• [What needs to be done] In the listing, which lines contain the string "Steel"? Report each such line in full.

** START OF The input **

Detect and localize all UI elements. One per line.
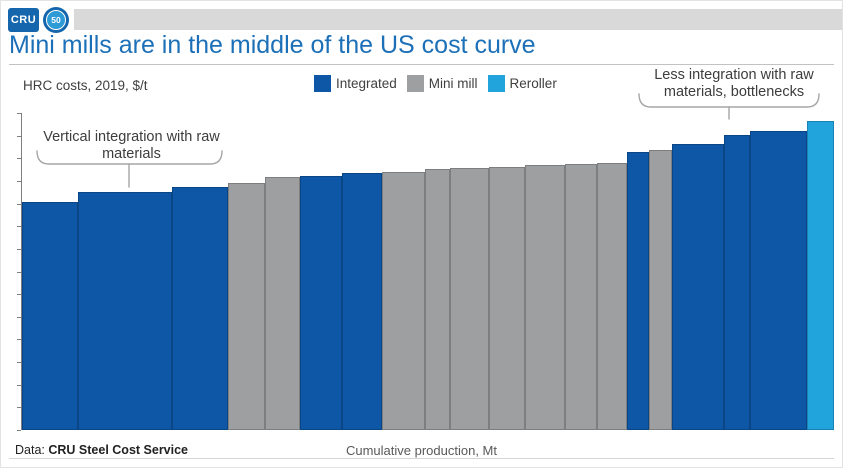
cost-bar-mini_mill [525,165,565,430]
y-axis-tick [17,113,21,114]
cost-bar-integrated [172,186,228,430]
legend-item-integrated: Integrated [314,75,397,92]
cru-logo: CRU [8,8,39,32]
footer-divider [9,458,834,459]
annotation-vertical-integration: Vertical integration with raw materials [43,129,220,162]
cost-bar-integrated [627,152,649,430]
y-axis [17,113,22,431]
y-axis-tick [17,294,21,296]
y-axis-tick [17,135,21,137]
cost-bar-mini_mill [228,183,265,430]
y-axis-tick [17,430,21,431]
legend-item-mini_mill: Mini mill [406,75,478,92]
cost-bar-mini_mill [489,166,525,430]
cost-bar-mini_mill [265,177,300,430]
y-axis-tick [17,339,21,341]
y-axis-tick [17,248,21,250]
y-axis-tick [17,158,21,160]
legend-swatch-mini_mill [406,75,424,92]
cost-bar-mini_mill [597,163,627,430]
cost-bar-mini_mill [382,171,425,430]
data-source: Data: CRU Steel Cost Service [15,443,188,457]
data-source-prefix: Data: [15,443,45,457]
legend-label-integrated: Integrated [336,76,397,91]
bars-container [22,113,834,430]
legend-label-reroller: Reroller [509,76,557,91]
y-axis-tick [17,316,21,318]
x-axis-label: Cumulative production, Mt [345,443,497,458]
y-axis-units-label: HRC costs, 2019, $/t [23,78,148,93]
legend-swatch-integrated [314,75,331,92]
legend-item-reroller: Reroller [487,75,557,92]
cost-bar-mini_mill [649,150,672,430]
data-source-name: CRU Steel Cost Service [48,443,189,457]
cost-bar-integrated [78,191,172,430]
badge-50-label: 50 [46,10,66,30]
legend-swatch-reroller [487,75,505,92]
cost-bar-mini_mill [425,169,450,430]
y-axis-tick [17,226,21,228]
cost-bar-mini_mill [565,164,597,430]
cost-bar-integrated [300,176,342,430]
cost-bar-reroller [807,120,834,430]
cost-bar-integrated [750,131,807,430]
cost-bar-integrated [342,172,382,430]
y-axis-tick [17,384,21,386]
annotation-less-integration: Less integration with raw materials, bot… [654,67,814,100]
y-axis-tick [17,203,21,205]
cost-bar-integrated [22,202,78,430]
y-axis-tick [17,271,21,273]
legend-label-mini_mill: Mini mill [428,76,478,91]
y-axis-tick [17,362,21,364]
cost-bar-integrated [724,134,750,430]
cost-bar-integrated [672,144,724,430]
title-divider [9,64,834,65]
cost-bar-mini_mill [450,168,489,430]
header-strip [74,9,842,30]
chart-legend: Integrated Mini mill Reroller [314,75,557,92]
cru-50-anniversary-badge: 50 [43,7,69,33]
cost-curve-chart [17,113,834,431]
y-axis-tick [17,180,21,182]
y-axis-tick [17,407,21,409]
page-title: Mini mills are in the middle of the US c… [9,31,536,59]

** END OF The input **

• [Solution to the exercise]
data-source: Data: CRU Steel Cost Service [15,443,188,457]
data-source-name: CRU Steel Cost Service [48,443,189,457]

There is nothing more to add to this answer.